* _What you are asked to do_
Retype all of the listing exactly, passing over any picture you find.

* _Material for the task_

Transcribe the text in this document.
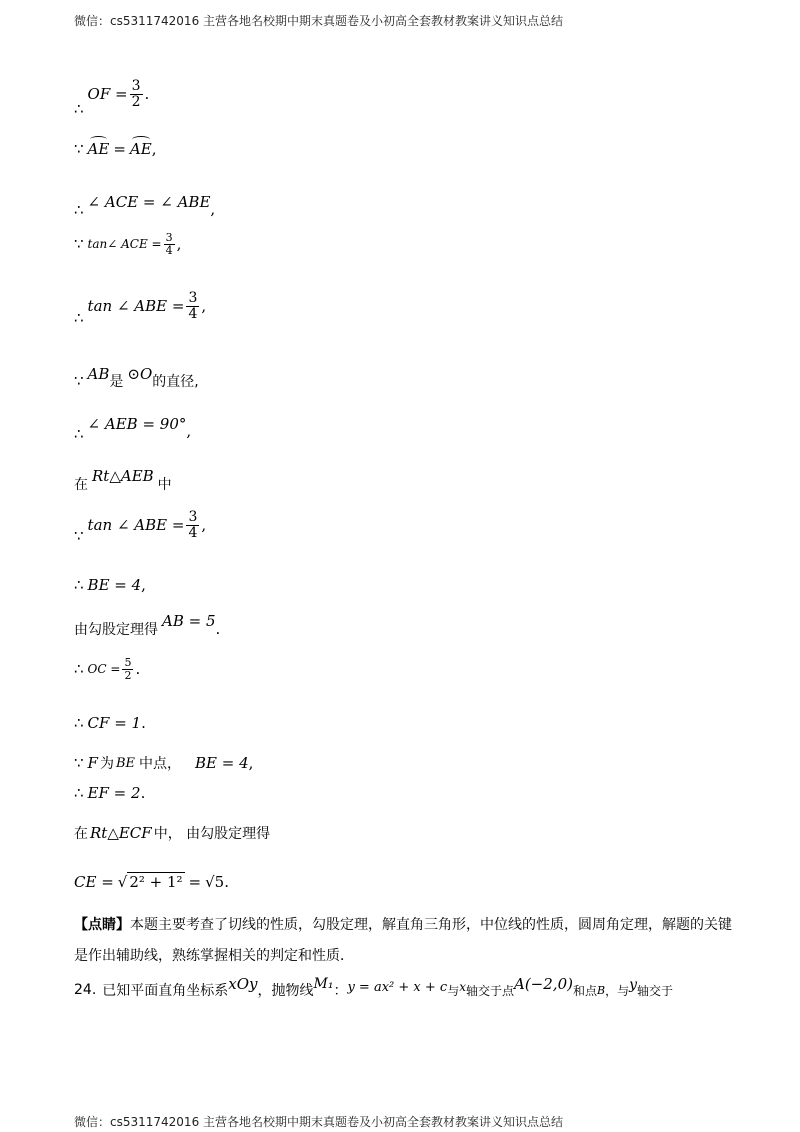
微信：cs5311742016 主营各地名校期中期末真题卷及小初高全套教材教案讲义知识点总结
∴
OF = $\frac{3}{2}$ .
∵ AE = AE ,
∴ ∠ ACE = ∠ ABE ,
∵ tan∠ ACE = $\frac{3}{4}$ ,
∴
tan ∠ ABE = $\frac{3}{4}$ ,
∵ AB 是 ⊙O 的直径,
∴
∠ AEB = 90° ,
在 Rt△AEB 中
∵
tan ∠ ABE = $\frac{3}{4}$ ,
∴ BE = 4 ,
由勾股定理得 AB = 5 .
∴ OC = $\frac{5}{2}$ .
∴ CF = 1 .
∵ F 为 BE 中点， BE = 4 ,
∴ EF = 2 .
在 Rt△ECF 中， 由勾股定理得
CE = √ 2² + 1² = √5 .
【点睛】本题主要考查了切线的性质，勾股定理，解直角三角形，中位线的性质，圆周角定理，解题的关键是作出辅助线，熟练掌握相关的判定和性质．
24. 已知平面直角坐标系 xOy ，抛物线 M₁ ： y = ax² + x + c 与 x 轴交于点 A(−2,0) 和点 B ，与 y 轴交于
微信：cs5311742016 主营各地名校期中期末真题卷及小初高全套教材教案讲义知识点总结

* _Answer for the task_
Transcribe the text in this document.
微信：cs5311742016 主营各地名校期中期末真题卷及小初高全套教材教案讲义知识点总结
∴
OF = $\frac{3}{2}$ .
∵ AE = AE ,
∴ ∠ ACE = ∠ ABE ,
∵ tan∠ ACE = $\frac{3}{4}$ ,
∴
tan ∠ ABE = $\frac{3}{4}$ ,
∵ AB 是 ⊙O 的直径,
∴
∠ AEB = 90° ,
在 Rt△AEB 中
∵
tan ∠ ABE = $\frac{3}{4}$ ,
∴ BE = 4 ,
由勾股定理得 AB = 5 .
∴ OC = $\frac{5}{2}$ .
∴ CF = 1 .
∵ F 为 BE 中点， BE = 4 ,
∴ EF = 2 .
在 Rt△ECF 中， 由勾股定理得
CE = √ 2² + 1² = √5 .
【点睛】本题主要考查了切线的性质，勾股定理，解直角三角形，中位线的性质，圆周角定理，解题的关键是作出辅助线，熟练掌握相关的判定和性质．
24. 已知平面直角坐标系 xOy ，抛物线 M₁ ： y = ax² + x + c 与 x 轴交于点 A(−2,0) 和点 B ，与 y 轴交于
微信：cs5311742016 主营各地名校期中期末真题卷及小初高全套教材教案讲义知识点总结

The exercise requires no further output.